WHAT THE TASK ASKS =>
Produce all the records again exactly as they stand.

(Data entries for graphics)
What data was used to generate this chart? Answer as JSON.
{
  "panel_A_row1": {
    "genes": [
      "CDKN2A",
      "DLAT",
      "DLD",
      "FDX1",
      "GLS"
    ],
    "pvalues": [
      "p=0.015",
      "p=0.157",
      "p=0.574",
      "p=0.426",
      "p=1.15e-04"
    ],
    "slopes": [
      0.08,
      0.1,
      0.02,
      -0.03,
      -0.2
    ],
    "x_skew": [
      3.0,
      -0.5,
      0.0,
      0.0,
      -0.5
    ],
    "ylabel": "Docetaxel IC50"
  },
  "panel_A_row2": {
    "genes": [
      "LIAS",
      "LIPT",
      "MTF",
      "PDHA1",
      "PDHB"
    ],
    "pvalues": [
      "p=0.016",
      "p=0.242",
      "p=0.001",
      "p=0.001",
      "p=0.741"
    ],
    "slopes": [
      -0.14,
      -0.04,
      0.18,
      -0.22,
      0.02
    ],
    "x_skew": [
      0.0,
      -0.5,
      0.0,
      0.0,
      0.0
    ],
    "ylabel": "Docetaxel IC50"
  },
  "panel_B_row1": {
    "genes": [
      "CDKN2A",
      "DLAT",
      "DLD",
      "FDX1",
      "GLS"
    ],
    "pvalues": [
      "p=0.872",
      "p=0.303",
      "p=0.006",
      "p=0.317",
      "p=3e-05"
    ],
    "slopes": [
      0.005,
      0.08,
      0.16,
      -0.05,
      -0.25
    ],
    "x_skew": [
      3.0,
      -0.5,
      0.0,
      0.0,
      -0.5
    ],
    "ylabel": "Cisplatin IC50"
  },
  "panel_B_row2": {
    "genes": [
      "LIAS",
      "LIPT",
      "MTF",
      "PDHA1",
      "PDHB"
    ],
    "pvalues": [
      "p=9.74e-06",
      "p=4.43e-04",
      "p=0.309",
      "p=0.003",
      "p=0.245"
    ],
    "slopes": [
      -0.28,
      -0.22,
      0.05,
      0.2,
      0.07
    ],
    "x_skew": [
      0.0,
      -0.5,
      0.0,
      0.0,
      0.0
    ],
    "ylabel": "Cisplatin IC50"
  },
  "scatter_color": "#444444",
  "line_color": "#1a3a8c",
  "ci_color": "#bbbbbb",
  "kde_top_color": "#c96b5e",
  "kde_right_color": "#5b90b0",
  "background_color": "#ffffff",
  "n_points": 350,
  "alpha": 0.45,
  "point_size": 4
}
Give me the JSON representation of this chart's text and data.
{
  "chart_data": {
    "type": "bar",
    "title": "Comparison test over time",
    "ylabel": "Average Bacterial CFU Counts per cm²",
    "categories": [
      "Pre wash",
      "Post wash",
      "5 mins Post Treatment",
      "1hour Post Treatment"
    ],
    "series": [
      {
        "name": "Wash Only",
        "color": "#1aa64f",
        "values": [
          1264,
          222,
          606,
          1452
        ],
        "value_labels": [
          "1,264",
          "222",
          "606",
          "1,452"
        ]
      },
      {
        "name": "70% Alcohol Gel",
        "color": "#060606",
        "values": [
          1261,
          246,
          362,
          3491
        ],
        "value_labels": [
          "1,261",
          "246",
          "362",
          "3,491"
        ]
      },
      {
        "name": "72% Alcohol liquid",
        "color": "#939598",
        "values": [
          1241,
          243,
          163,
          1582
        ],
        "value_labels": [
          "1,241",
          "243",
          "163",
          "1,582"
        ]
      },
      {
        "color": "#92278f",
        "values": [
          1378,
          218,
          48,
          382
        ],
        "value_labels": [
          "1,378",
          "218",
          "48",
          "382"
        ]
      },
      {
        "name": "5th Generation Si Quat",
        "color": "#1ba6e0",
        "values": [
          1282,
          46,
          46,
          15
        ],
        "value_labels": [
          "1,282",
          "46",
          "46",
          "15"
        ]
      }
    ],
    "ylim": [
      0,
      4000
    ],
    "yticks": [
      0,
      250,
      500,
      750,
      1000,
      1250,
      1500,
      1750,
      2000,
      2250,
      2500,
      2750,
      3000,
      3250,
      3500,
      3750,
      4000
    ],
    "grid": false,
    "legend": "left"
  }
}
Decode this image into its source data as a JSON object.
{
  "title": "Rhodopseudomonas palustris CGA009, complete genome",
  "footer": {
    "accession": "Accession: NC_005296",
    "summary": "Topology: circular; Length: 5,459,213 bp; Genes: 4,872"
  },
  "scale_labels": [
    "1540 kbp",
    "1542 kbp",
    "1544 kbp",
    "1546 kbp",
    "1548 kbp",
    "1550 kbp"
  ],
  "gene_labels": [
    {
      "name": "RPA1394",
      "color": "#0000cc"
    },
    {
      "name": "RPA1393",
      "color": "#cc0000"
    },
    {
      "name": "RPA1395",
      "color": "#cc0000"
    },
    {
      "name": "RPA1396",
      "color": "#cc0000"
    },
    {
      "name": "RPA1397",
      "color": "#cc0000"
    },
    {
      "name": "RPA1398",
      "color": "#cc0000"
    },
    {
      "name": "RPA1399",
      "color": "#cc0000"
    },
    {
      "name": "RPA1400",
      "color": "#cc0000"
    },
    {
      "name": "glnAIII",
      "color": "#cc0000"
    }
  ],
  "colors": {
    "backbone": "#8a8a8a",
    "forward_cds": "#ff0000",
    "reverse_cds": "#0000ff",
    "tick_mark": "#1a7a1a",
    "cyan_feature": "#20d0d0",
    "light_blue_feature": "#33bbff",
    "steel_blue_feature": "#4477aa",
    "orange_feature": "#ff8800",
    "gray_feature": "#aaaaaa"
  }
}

RESULT OF THIS TASK =>
What data was used to generate this chart? Answer as JSON.
{
  "panel_A_row1": {
    "genes": [
      "CDKN2A",
      "DLAT",
      "DLD",
      "FDX1",
      "GLS"
    ],
    "pvalues": [
      "p=0.015",
      "p=0.157",
      "p=0.574",
      "p=0.426",
      "p=1.15e-04"
    ],
    "slopes": [
      0.08,
      0.1,
      0.02,
      -0.03,
      -0.2
    ],
    "x_skew": [
      3.0,
      -0.5,
      0.0,
      0.0,
      -0.5
    ],
    "ylabel": "Docetaxel IC50"
  },
  "panel_A_row2": {
    "genes": [
      "LIAS",
      "LIPT",
      "MTF",
      "PDHA1",
      "PDHB"
    ],
    "pvalues": [
      "p=0.016",
      "p=0.242",
      "p=0.001",
      "p=0.001",
      "p=0.741"
    ],
    "slopes": [
      -0.14,
      -0.04,
      0.18,
      -0.22,
      0.02
    ],
    "x_skew": [
      0.0,
      -0.5,
      0.0,
      0.0,
      0.0
    ],
    "ylabel": "Docetaxel IC50"
  },
  "panel_B_row1": {
    "genes": [
      "CDKN2A",
      "DLAT",
      "DLD",
      "FDX1",
      "GLS"
    ],
    "pvalues": [
      "p=0.872",
      "p=0.303",
      "p=0.006",
      "p=0.317",
      "p=3e-05"
    ],
    "slopes": [
      0.005,
      0.08,
      0.16,
      -0.05,
      -0.25
    ],
    "x_skew": [
      3.0,
      -0.5,
      0.0,
      0.0,
      -0.5
    ],
    "ylabel": "Cisplatin IC50"
  },
  "panel_B_row2": {
    "genes": [
      "LIAS",
      "LIPT",
      "MTF",
      "PDHA1",
      "PDHB"
    ],
    "pvalues": [
      "p=9.74e-06",
      "p=4.43e-04",
      "p=0.309",
      "p=0.003",
      "p=0.245"
    ],
    "slopes": [
      -0.28,
      -0.22,
      0.05,
      0.2,
      0.07
    ],
    "x_skew": [
      0.0,
      -0.5,
      0.0,
      0.0,
      0.0
    ],
    "ylabel": "Cisplatin IC50"
  },
  "scatter_color": "#444444",
  "line_color": "#1a3a8c",
  "ci_color": "#bbbbbb",
  "kde_top_color": "#c96b5e",
  "kde_right_color": "#5b90b0",
  "background_color": "#ffffff",
  "n_points": 350,
  "alpha": 0.45,
  "point_size": 4
}
Give me the JSON representation of this chart's text and data.
{
  "chart_data": {
    "type": "bar",
    "title": "Comparison test over time",
    "ylabel": "Average Bacterial CFU Counts per cm²",
    "categories": [
      "Pre wash",
      "Post wash",
      "5 mins Post Treatment",
      "1hour Post Treatment"
    ],
    "series": [
      {
        "name": "Wash Only",
        "color": "#1aa64f",
        "values": [
          1264,
          222,
          606,
          1452
        ],
        "value_labels": [
          "1,264",
          "222",
          "606",
          "1,452"
        ]
      },
      {
        "name": "70% Alcohol Gel",
        "color": "#060606",
        "values": [
          1261,
          246,
          362,
          3491
        ],
        "value_labels": [
          "1,261",
          "246",
          "362",
          "3,491"
        ]
      },
      {
        "name": "72% Alcohol liquid",
        "color": "#939598",
        "values": [
          1241,
          243,
          163,
          1582
        ],
        "value_labels": [
          "1,241",
          "243",
          "163",
          "1,582"
        ]
      },
      {
        "color": "#92278f",
        "values": [
          1378,
          218,
          48,
          382
        ],
        "value_labels": [
          "1,378",
          "218",
          "48",
          "382"
        ]
      },
      {
        "name": "5th Generation Si Quat",
        "color": "#1ba6e0",
        "values": [
          1282,
          46,
          46,
          15
        ],
        "value_labels": [
          "1,282",
          "46",
          "46",
          "15"
        ]
      }
    ],
    "ylim": [
      0,
      4000
    ],
    "yticks": [
      0,
      250,
      500,
      750,
      1000,
      1250,
      1500,
      1750,
      2000,
      2250,
      2500,
      2750,
      3000,
      3250,
      3500,
      3750,
      4000
    ],
    "grid": false,
    "legend": "left"
  }
}
Decode this image into its source data as a JSON object.
{
  "title": "Rhodopseudomonas palustris CGA009, complete genome",
  "footer": {
    "accession": "Accession: NC_005296",
    "summary": "Topology: circular; Length: 5,459,213 bp; Genes: 4,872"
  },
  "scale_labels": [
    "1540 kbp",
    "1542 kbp",
    "1544 kbp",
    "1546 kbp",
    "1548 kbp",
    "1550 kbp"
  ],
  "gene_labels": [
    {
      "name": "RPA1394",
      "color": "#0000cc"
    },
    {
      "name": "RPA1393",
      "color": "#cc0000"
    },
    {
      "name": "RPA1395",
      "color": "#cc0000"
    },
    {
      "name": "RPA1396",
      "color": "#cc0000"
    },
    {
      "name": "RPA1397",
      "color": "#cc0000"
    },
    {
      "name": "RPA1398",
      "color": "#cc0000"
    },
    {
      "name": "RPA1399",
      "color": "#cc0000"
    },
    {
      "name": "RPA1400",
      "color": "#cc0000"
    },
    {
      "name": "glnAIII",
      "color": "#cc0000"
    }
  ],
  "colors": {
    "backbone": "#8a8a8a",
    "forward_cds": "#ff0000",
    "reverse_cds": "#0000ff",
    "tick_mark": "#1a7a1a",
    "cyan_feature": "#20d0d0",
    "light_blue_feature": "#33bbff",
    "steel_blue_feature": "#4477aa",
    "orange_feature": "#ff8800",
    "gray_feature": "#aaaaaa"
  }
}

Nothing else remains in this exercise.